** start ITEMS **
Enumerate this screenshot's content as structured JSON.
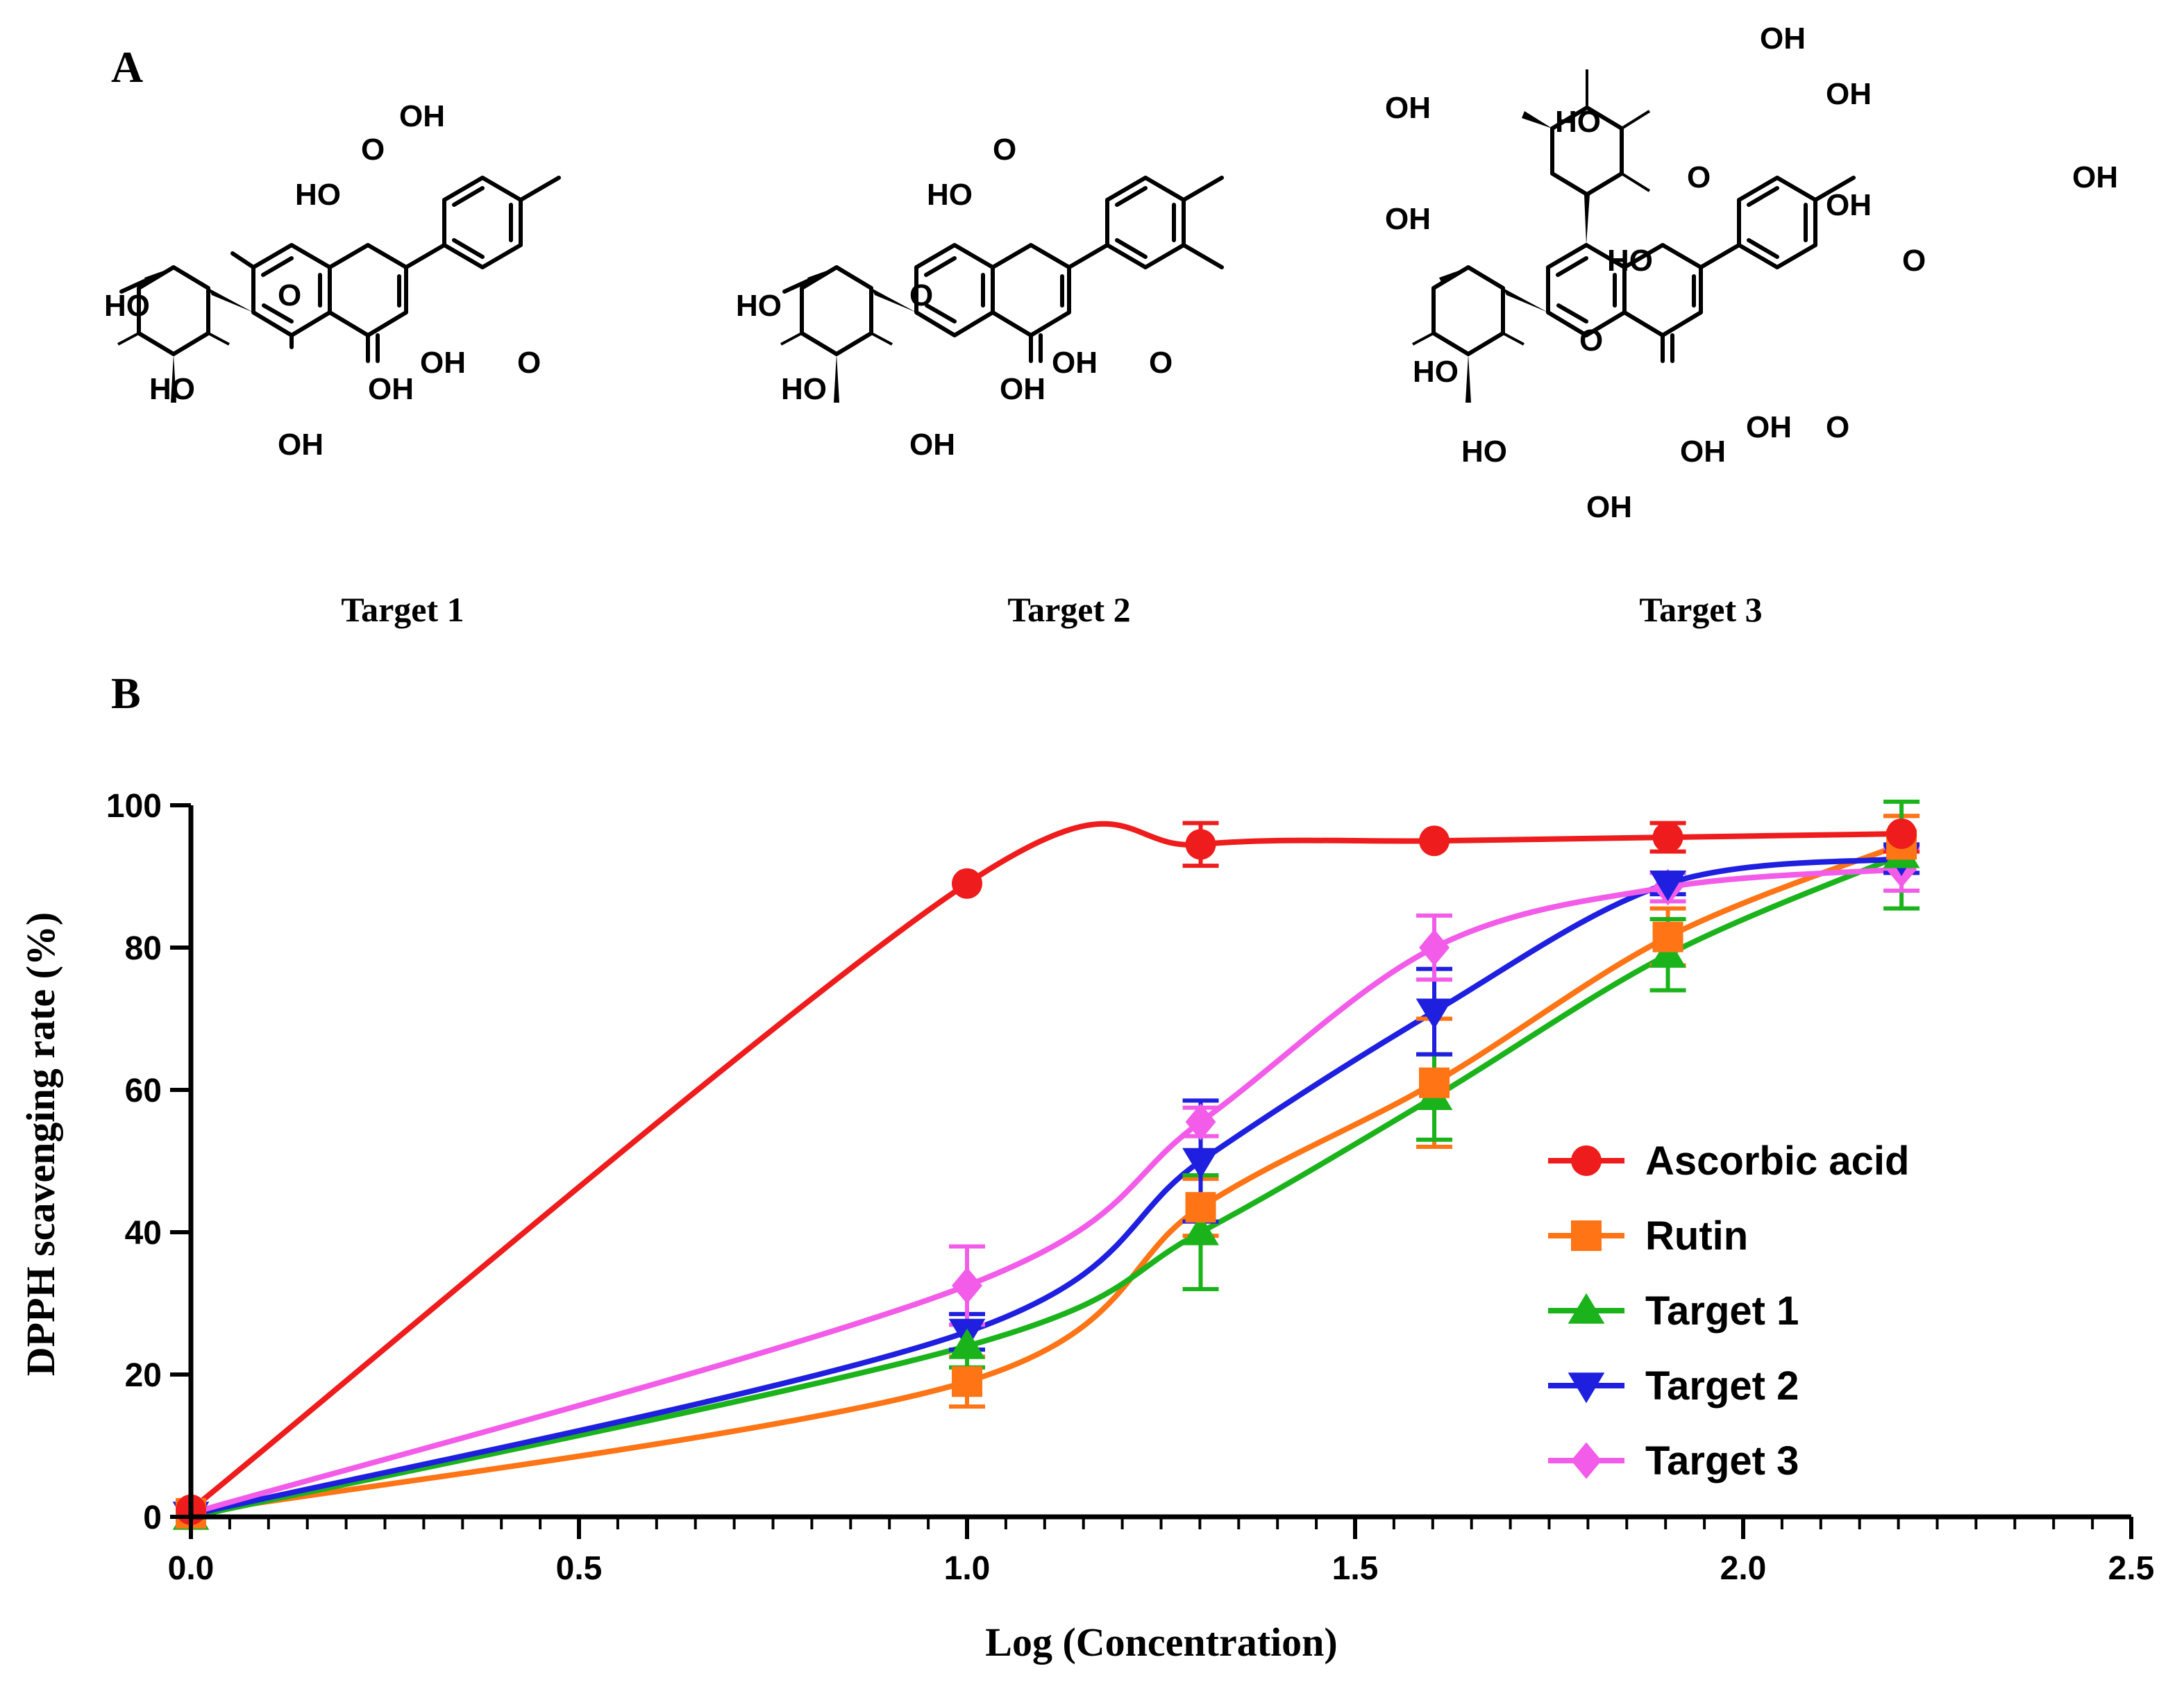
{
  "panels": {
    "a": "A",
    "b": "B"
  },
  "molecules": [
    {
      "label": "Target 1"
    },
    {
      "label": "Target 2"
    },
    {
      "label": "Target 3"
    }
  ],
  "atoms": {
    "oh": "OH",
    "ho": "HO",
    "o": "O"
  },
  "chart_data": {
    "type": "line",
    "title": "",
    "xlabel": "Log (Concentration)",
    "ylabel": "DPPH scavenging rate (%)",
    "xlim": [
      0,
      2.5
    ],
    "ylim": [
      0,
      100
    ],
    "x_ticks": [
      "0.0",
      "0.5",
      "1.0",
      "1.5",
      "2.0",
      "2.5"
    ],
    "y_ticks": [
      "0",
      "20",
      "40",
      "60",
      "80",
      "100"
    ],
    "grid": false,
    "legend_position": "center-right",
    "x": [
      0,
      1.0,
      1.301,
      1.602,
      1.903,
      2.204
    ],
    "series": [
      {
        "name": "Ascorbic acid",
        "marker": "circle",
        "color": "#ee1c1c",
        "values": [
          1,
          89,
          94.5,
          95,
          95.5,
          96
        ],
        "errors": [
          0.5,
          0.5,
          3,
          0.5,
          2,
          2.5
        ]
      },
      {
        "name": "Rutin",
        "marker": "square",
        "color": "#ff7415",
        "values": [
          0.5,
          19,
          43.5,
          61,
          81.5,
          94.5
        ],
        "errors": [
          0.5,
          3.5,
          4,
          9,
          4,
          4
        ]
      },
      {
        "name": "Target 1",
        "marker": "triangle-up",
        "color": "#1bb31b",
        "values": [
          0,
          24,
          40,
          59,
          79,
          93
        ],
        "errors": [
          0.5,
          3,
          8,
          6,
          5,
          7.5
        ]
      },
      {
        "name": "Target 2",
        "marker": "triangle-down",
        "color": "#1f1fe0",
        "values": [
          0.3,
          26,
          50,
          71,
          89,
          92.5
        ],
        "errors": [
          0.5,
          2.5,
          8.5,
          6,
          1.5,
          2
        ]
      },
      {
        "name": "Target 3",
        "marker": "diamond",
        "color": "#f25ce8",
        "values": [
          0.5,
          32.5,
          55.5,
          80,
          88.5,
          91
        ],
        "errors": [
          0.5,
          5.5,
          2,
          4.5,
          2,
          3
        ]
      }
    ]
  }
}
** end ITEMS **
AIM OF THE TASK - Search the records for the word "marker" and copy every line where it occurs.

EXERCISE OUTPUT -
        "marker": "circle",
        "marker": "square",
        "marker": "triangle-up",
        "marker": "triangle-down",
        "marker": "diamond",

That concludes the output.